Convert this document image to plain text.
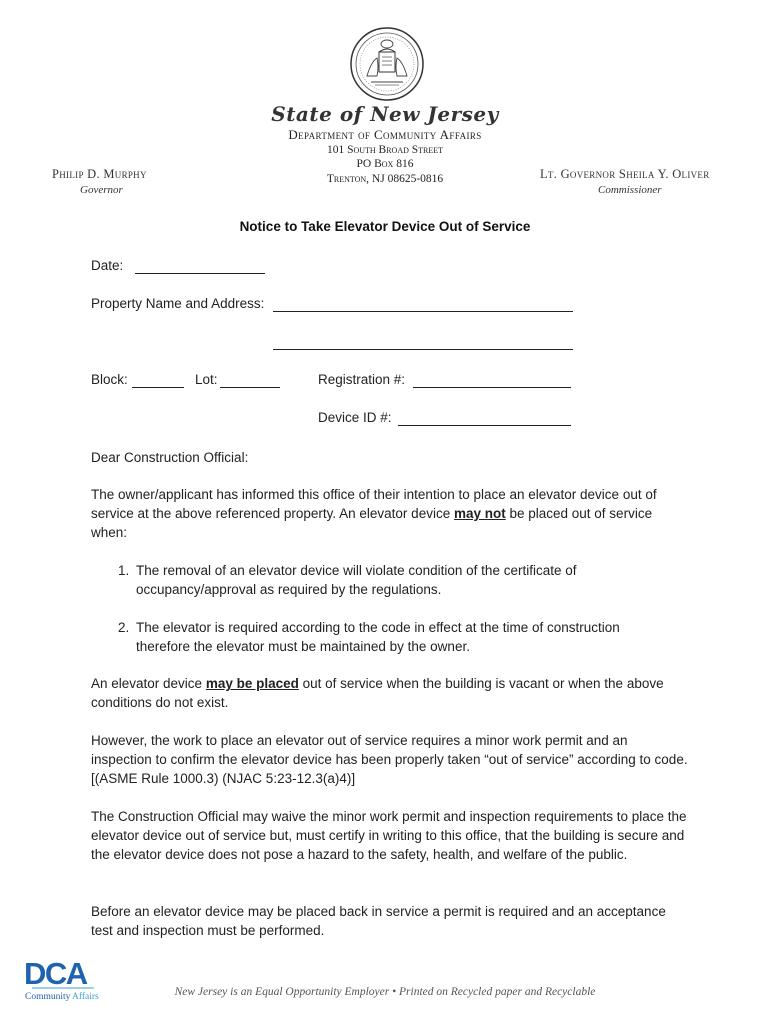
State of New Jersey
Department of Community Affairs
101 South Broad Street
PO Box 816
Trenton, NJ 08625-0816
Philip D. Murphy
Governor
Lt. Governor Sheila Y. Oliver
Commissioner
Notice to Take Elevator Device Out of Service
Date:
Property Name and Address:
Block:	Lot:	Registration #:
Device ID #:
Dear Construction Official:
The owner/applicant has informed this office of their intention to place an elevator device out of service at the above referenced property. An elevator device may not be placed out of service when:
1. The removal of an elevator device will violate condition of the certificate of occupancy/approval as required by the regulations.
2. The elevator is required according to the code in effect at the time of construction therefore the elevator must be maintained by the owner.
An elevator device may be placed out of service when the building is vacant or when the above conditions do not exist.
However, the work to place an elevator out of service requires a minor work permit and an inspection to confirm the elevator device has been properly taken “out of service” according to code. [(ASME Rule 1000.3) (NJAC 5:23-12.3(a)4)]
The Construction Official may waive the minor work permit and inspection requirements to place the elevator device out of service but, must certify in writing to this office, that the building is secure and the elevator device does not pose a hazard to the safety, health, and welfare of the public.
Before an elevator device may be placed back in service a permit is required and an acceptance test and inspection must be performed.
DCA
Community Affairs	New Jersey is an Equal Opportunity Employer • Printed on Recycled paper and Recyclable
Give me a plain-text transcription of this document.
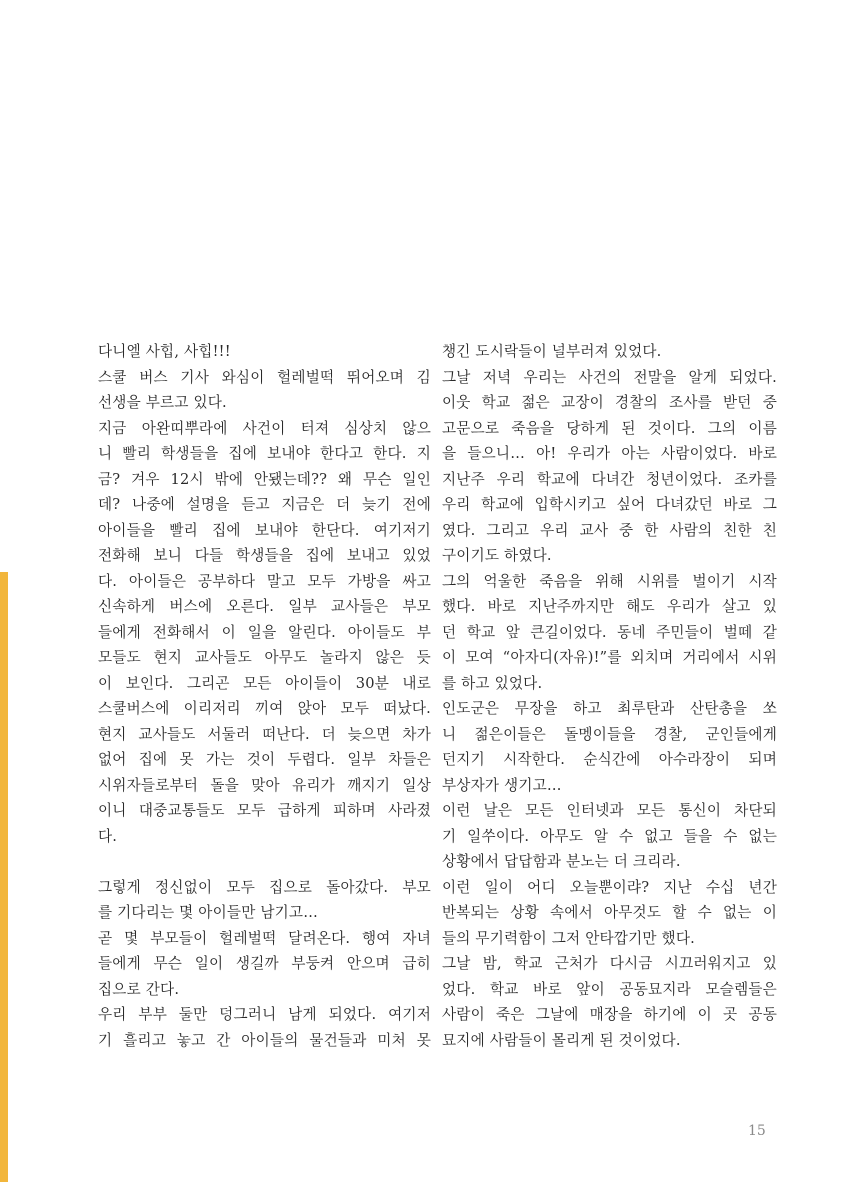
다니엘 사힙, 사힙!!!
스쿨 버스 기사 와심이 헐레벌떡 뛰어오며 김
선생을 부르고 있다.
지금 아완띠뿌라에 사건이 터져 심상치 않으
니 빨리 학생들을 집에 보내야 한다고 한다. 지
금? 겨우 12시 밖에 안됐는데?? 왜 무슨 일인
데? 나중에 설명을 듣고 지금은 더 늦기 전에
아이들을 빨리 집에 보내야 한단다. 여기저기
전화해 보니 다들 학생들을 집에 보내고 있었
다. 아이들은 공부하다 말고 모두 가방을 싸고
신속하게 버스에 오른다. 일부 교사들은 부모
들에게 전화해서 이 일을 알린다. 아이들도 부
모들도 현지 교사들도 아무도 놀라지 않은 듯
이 보인다. 그리곤 모든 아이들이 30분 내로
스쿨버스에 이리저리 끼여 앉아 모두 떠났다.
현지 교사들도 서둘러 떠난다. 더 늦으면 차가
없어 집에 못 가는 것이 두렵다. 일부 차들은
시위자들로부터 돌을 맞아 유리가 깨지기 일상
이니 대중교통들도 모두 급하게 피하며 사라졌
다.
그렇게 정신없이 모두 집으로 돌아갔다. 부모
를 기다리는 몇 아이들만 남기고…
곧 몇 부모들이 헐레벌떡 달려온다. 행여 자녀
들에게 무슨 일이 생길까 부둥켜 안으며 급히
집으로 간다.
우리 부부 둘만 덩그러니 남게 되었다. 여기저
기 흘리고 놓고 간 아이들의 물건들과 미처 못
챙긴 도시락들이 널부러져 있었다.
그날 저녁 우리는 사건의 전말을 알게 되었다.
이웃 학교 젊은 교장이 경찰의 조사를 받던 중
고문으로 죽음을 당하게 된 것이다. 그의 이름
을 들으니… 아! 우리가 아는 사람이었다. 바로
지난주 우리 학교에 다녀간 청년이었다. 조카를
우리 학교에 입학시키고 싶어 다녀갔던 바로 그
였다. 그리고 우리 교사 중 한 사람의 친한 친
구이기도 하였다.
그의 억울한 죽음을 위해 시위를 벌이기 시작
했다. 바로 지난주까지만 해도 우리가 살고 있
던 학교 앞 큰길이었다. 동네 주민들이 벌떼 같
이 모여 “아자디(자유)!”를 외치며 거리에서 시위
를 하고 있었다.
인도군은 무장을 하고 최루탄과 산탄총을 쏘
니 젊은이들은 돌멩이들을 경찰, 군인들에게
던지기 시작한다. 순식간에 아수라장이 되며
부상자가 생기고…
이런 날은 모든 인터넷과 모든 통신이 차단되
기 일쑤이다. 아무도 알 수 없고 들을 수 없는
상황에서 답답함과 분노는 더 크리라.
이런 일이 어디 오늘뿐이랴? 지난 수십 년간
반복되는 상황 속에서 아무것도 할 수 없는 이
들의 무기력함이 그저 안타깝기만 했다.
그날 밤, 학교 근처가 다시금 시끄러워지고 있
었다. 학교 바로 앞이 공동묘지라 모슬렘들은
사람이 죽은 그날에 매장을 하기에 이 곳 공동
묘지에 사람들이 몰리게 된 것이었다.
15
■ ■ ■ ■
From the listing above, pick out each line where the word "학생들을" appears.

니 빨리 학생들을 집에 보내야 한다고 한다. 지
전화해 보니 다들 학생들을 집에 보내고 있었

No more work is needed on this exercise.